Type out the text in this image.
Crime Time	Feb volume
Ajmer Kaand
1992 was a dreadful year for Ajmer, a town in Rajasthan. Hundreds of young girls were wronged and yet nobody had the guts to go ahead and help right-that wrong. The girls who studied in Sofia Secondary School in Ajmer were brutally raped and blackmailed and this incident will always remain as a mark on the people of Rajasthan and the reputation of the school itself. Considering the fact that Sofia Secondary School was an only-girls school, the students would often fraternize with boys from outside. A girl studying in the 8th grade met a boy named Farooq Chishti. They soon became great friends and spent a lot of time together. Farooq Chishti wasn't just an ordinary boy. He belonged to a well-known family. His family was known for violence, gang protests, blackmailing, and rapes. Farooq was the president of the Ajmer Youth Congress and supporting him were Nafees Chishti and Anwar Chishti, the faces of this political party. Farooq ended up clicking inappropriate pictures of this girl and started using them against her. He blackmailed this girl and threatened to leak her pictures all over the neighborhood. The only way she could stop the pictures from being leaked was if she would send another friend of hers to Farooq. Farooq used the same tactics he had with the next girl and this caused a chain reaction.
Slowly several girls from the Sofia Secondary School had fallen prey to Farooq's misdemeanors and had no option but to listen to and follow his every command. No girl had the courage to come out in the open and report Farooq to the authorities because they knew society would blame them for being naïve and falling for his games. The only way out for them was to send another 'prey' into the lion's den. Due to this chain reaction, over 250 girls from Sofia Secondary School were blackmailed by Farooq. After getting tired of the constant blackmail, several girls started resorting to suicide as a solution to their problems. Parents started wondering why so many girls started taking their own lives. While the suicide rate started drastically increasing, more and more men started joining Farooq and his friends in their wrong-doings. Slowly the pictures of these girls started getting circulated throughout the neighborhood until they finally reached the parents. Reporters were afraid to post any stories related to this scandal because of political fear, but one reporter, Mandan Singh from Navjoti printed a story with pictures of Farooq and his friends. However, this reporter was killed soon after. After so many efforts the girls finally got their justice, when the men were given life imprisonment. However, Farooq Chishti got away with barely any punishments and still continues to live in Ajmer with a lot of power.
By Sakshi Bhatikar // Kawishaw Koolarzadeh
• • • • •
Requirements:
Return the entries above exactly, each one complete.

Solution for this exercise:
Type out the text in this image.
Crime Time	Feb volume
Ajmer Kaand
1992 was a dreadful year for Ajmer, a town in Rajasthan. Hundreds of young girls were wronged and yet nobody had the guts to go ahead and help right-that wrong. The girls who studied in Sofia Secondary School in Ajmer were brutally raped and blackmailed and this incident will always remain as a mark on the people of Rajasthan and the reputation of the school itself. Considering the fact that Sofia Secondary School was an only-girls school, the students would often fraternize with boys from outside. A girl studying in the 8th grade met a boy named Farooq Chishti. They soon became great friends and spent a lot of time together. Farooq Chishti wasn't just an ordinary boy. He belonged to a well-known family. His family was known for violence, gang protests, blackmailing, and rapes. Farooq was the president of the Ajmer Youth Congress and supporting him were Nafees Chishti and Anwar Chishti, the faces of this political party. Farooq ended up clicking inappropriate pictures of this girl and started using them against her. He blackmailed this girl and threatened to leak her pictures all over the neighborhood. The only way she could stop the pictures from being leaked was if she would send another friend of hers to Farooq. Farooq used the same tactics he had with the next girl and this caused a chain reaction.
Slowly several girls from the Sofia Secondary School had fallen prey to Farooq's misdemeanors and had no option but to listen to and follow his every command. No girl had the courage to come out in the open and report Farooq to the authorities because they knew society would blame them for being naïve and falling for his games. The only way out for them was to send another 'prey' into the lion's den. Due to this chain reaction, over 250 girls from Sofia Secondary School were blackmailed by Farooq. After getting tired of the constant blackmail, several girls started resorting to suicide as a solution to their problems. Parents started wondering why so many girls started taking their own lives. While the suicide rate started drastically increasing, more and more men started joining Farooq and his friends in their wrong-doings. Slowly the pictures of these girls started getting circulated throughout the neighborhood until they finally reached the parents. Reporters were afraid to post any stories related to this scandal because of political fear, but one reporter, Mandan Singh from Navjoti printed a story with pictures of Farooq and his friends. However, this reporter was killed soon after. After so many efforts the girls finally got their justice, when the men were given life imprisonment. However, Farooq Chishti got away with barely any punishments and still continues to live in Ajmer with a lot of power.
By Sakshi Bhatikar // Kawishaw Koolarzadeh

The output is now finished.